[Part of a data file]
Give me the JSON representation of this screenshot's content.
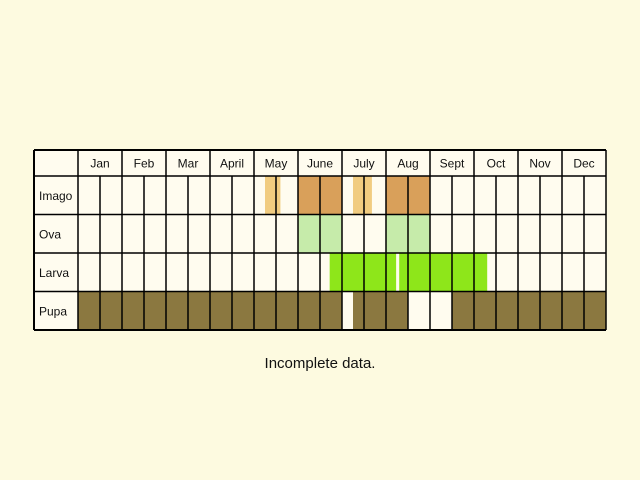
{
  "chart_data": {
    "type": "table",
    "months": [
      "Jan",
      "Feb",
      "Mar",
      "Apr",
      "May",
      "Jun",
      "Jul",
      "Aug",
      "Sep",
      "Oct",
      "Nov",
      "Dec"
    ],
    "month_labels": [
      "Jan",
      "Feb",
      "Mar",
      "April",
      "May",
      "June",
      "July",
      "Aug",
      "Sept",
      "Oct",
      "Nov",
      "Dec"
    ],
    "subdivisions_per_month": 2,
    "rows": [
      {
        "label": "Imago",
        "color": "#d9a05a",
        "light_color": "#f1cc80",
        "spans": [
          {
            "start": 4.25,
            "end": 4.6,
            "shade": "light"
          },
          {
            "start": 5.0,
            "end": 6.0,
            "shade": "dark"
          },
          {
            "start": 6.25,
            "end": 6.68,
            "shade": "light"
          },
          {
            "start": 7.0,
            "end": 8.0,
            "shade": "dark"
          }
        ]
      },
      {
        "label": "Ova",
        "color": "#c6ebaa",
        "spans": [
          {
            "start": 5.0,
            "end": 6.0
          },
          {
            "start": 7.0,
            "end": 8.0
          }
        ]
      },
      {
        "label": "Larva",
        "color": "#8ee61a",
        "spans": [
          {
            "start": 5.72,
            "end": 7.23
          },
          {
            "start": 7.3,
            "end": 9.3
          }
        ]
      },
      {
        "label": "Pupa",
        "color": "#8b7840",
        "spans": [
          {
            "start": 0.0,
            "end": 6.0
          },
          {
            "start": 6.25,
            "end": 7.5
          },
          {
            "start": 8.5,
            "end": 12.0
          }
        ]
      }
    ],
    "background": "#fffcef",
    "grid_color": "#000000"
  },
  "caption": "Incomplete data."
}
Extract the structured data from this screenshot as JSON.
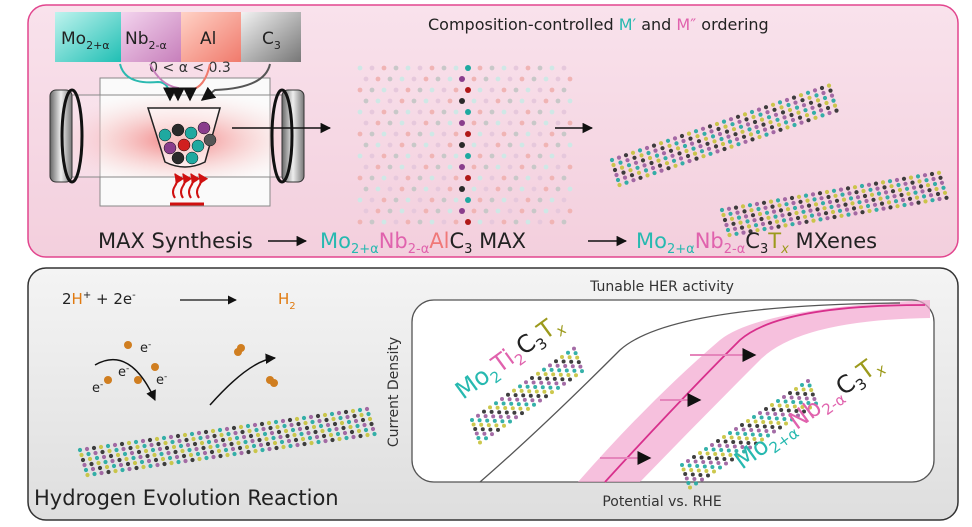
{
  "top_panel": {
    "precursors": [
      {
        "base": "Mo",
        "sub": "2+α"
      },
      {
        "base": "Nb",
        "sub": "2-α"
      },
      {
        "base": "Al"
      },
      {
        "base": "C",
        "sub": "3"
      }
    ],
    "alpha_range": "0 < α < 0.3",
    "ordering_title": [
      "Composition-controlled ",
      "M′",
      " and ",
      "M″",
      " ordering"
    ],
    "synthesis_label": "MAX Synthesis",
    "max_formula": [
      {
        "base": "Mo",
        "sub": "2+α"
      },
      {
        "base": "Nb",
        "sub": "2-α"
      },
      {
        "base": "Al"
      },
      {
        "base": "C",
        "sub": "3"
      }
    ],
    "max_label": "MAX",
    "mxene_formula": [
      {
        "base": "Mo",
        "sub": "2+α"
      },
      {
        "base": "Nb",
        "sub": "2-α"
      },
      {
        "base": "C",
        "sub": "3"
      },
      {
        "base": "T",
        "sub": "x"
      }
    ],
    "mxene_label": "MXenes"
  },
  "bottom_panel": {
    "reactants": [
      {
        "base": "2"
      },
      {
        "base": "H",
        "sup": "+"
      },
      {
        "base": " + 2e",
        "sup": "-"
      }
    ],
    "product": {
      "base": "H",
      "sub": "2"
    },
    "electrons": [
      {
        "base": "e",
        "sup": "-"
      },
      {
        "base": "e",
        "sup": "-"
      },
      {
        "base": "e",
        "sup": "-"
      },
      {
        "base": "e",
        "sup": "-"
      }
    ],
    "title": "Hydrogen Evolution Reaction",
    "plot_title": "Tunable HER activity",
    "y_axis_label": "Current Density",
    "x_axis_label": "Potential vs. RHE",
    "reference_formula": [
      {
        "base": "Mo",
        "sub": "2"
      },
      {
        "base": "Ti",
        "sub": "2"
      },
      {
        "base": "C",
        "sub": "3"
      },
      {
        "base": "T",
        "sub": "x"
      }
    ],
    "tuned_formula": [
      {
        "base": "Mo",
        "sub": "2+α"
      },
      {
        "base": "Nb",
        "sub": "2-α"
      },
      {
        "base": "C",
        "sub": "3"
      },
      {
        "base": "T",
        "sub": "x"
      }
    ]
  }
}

==

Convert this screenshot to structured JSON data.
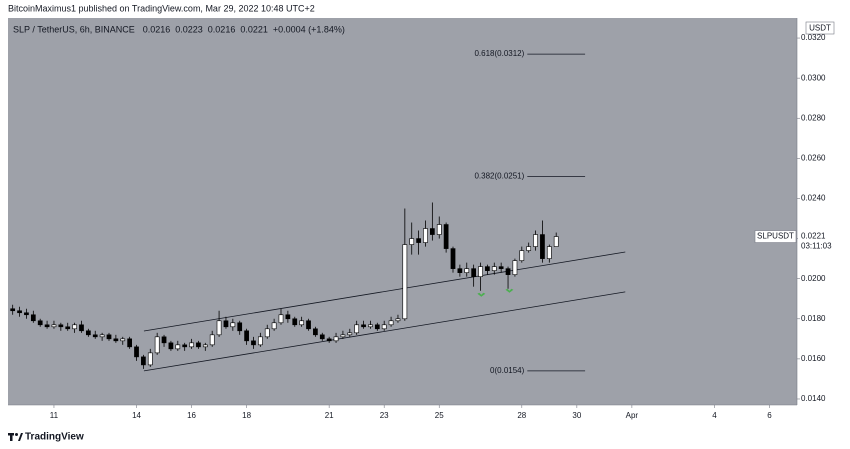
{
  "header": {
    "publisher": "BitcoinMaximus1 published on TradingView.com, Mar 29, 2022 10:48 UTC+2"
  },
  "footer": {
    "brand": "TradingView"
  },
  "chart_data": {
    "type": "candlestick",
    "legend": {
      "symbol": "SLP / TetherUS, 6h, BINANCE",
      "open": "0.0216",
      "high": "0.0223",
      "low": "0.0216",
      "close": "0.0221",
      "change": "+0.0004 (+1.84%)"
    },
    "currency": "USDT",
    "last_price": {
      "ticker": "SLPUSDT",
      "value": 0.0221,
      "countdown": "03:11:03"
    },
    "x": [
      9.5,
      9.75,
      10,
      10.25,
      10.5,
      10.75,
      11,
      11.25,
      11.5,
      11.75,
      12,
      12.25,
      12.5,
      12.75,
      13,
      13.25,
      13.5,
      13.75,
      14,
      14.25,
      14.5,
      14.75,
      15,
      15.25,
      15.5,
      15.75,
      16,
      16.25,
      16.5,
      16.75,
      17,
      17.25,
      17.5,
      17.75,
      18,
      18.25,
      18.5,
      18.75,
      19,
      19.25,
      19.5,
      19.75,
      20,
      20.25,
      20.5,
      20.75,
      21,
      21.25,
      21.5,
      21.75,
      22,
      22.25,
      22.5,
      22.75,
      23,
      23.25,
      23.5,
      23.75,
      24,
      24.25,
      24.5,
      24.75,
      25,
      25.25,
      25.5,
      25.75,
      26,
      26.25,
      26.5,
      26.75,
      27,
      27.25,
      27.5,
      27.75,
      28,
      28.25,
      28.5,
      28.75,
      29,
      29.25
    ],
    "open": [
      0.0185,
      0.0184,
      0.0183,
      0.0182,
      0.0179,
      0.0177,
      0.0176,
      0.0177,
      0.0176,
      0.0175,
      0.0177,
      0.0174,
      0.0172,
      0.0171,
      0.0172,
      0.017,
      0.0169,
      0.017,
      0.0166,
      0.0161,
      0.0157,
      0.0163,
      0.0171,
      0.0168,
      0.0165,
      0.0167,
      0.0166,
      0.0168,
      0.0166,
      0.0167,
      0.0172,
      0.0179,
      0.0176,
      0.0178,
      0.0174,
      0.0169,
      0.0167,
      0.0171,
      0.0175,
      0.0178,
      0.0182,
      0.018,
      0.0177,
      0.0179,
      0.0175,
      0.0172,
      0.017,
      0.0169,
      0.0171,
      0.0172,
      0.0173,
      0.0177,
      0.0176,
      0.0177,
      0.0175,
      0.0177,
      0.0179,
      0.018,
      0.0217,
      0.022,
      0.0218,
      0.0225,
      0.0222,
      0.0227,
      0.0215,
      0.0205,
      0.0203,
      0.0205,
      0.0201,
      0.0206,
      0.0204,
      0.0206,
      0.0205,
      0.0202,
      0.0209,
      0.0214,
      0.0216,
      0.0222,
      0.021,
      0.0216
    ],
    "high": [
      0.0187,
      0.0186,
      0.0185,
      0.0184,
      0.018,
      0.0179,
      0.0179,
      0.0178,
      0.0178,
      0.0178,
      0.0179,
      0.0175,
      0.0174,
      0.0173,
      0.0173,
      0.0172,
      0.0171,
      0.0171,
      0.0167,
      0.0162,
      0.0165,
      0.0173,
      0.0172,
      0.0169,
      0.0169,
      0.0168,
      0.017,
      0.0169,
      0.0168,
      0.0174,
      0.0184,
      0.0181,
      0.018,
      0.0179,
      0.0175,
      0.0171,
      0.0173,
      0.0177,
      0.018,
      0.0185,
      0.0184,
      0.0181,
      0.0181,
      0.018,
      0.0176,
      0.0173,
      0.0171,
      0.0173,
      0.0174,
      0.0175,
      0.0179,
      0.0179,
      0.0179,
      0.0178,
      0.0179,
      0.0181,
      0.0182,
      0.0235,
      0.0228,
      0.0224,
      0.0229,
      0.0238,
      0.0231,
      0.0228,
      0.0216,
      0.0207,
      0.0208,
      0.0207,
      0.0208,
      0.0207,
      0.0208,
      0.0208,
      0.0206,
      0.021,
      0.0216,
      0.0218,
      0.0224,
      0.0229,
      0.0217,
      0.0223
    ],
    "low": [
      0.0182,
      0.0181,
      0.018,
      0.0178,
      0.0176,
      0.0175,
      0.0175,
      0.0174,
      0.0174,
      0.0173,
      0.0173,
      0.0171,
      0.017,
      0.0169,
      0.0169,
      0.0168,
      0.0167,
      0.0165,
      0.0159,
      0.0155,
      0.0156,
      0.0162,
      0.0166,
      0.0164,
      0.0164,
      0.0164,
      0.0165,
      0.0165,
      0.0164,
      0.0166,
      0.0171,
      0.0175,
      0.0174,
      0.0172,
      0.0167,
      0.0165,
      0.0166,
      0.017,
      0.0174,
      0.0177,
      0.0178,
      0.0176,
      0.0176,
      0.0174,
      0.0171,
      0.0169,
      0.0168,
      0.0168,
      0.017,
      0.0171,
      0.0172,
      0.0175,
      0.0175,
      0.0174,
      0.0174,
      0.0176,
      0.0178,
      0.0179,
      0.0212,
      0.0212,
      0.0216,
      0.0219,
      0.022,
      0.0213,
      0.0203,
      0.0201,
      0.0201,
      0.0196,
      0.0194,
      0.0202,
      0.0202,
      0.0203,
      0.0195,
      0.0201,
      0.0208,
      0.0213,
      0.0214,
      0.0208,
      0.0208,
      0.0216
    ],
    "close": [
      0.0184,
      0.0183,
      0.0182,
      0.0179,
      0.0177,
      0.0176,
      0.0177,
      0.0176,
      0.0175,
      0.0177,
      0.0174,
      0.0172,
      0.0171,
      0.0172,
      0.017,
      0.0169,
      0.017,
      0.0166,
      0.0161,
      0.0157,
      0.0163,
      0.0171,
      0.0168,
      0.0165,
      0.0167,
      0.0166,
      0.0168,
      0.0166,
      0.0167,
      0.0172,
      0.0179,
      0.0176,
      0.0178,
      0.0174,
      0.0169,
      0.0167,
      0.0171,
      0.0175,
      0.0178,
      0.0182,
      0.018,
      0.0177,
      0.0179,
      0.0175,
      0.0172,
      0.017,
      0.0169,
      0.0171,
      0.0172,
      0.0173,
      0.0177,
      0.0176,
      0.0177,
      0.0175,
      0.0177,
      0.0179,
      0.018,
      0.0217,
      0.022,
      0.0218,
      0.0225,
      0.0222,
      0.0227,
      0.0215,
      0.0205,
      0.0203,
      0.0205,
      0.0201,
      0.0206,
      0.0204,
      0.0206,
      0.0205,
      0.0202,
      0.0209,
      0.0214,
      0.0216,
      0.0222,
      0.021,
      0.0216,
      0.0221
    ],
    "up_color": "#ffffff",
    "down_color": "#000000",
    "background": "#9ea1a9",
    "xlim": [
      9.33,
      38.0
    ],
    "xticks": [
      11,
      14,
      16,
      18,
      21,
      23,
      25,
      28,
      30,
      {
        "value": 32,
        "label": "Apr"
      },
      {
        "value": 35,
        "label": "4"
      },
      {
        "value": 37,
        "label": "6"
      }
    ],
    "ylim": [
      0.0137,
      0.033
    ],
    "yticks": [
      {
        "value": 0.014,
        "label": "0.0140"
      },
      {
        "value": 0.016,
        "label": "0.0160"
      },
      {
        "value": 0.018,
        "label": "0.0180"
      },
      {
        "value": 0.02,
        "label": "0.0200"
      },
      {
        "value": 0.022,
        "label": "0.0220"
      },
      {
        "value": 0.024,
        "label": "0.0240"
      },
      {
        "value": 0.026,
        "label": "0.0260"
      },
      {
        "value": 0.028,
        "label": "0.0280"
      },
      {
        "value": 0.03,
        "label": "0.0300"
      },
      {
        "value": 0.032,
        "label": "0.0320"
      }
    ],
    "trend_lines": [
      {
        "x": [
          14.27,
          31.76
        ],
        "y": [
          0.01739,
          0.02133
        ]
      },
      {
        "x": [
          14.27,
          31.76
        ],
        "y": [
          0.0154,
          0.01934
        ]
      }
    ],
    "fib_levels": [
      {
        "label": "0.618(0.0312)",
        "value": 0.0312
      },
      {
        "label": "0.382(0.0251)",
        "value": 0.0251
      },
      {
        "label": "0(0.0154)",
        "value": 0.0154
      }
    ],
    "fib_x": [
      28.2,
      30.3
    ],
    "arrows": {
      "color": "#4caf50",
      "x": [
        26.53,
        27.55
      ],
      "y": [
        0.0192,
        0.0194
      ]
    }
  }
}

● Aim
How many of the lines above hold "start"? Answer with only the number.

● Answer to this task
11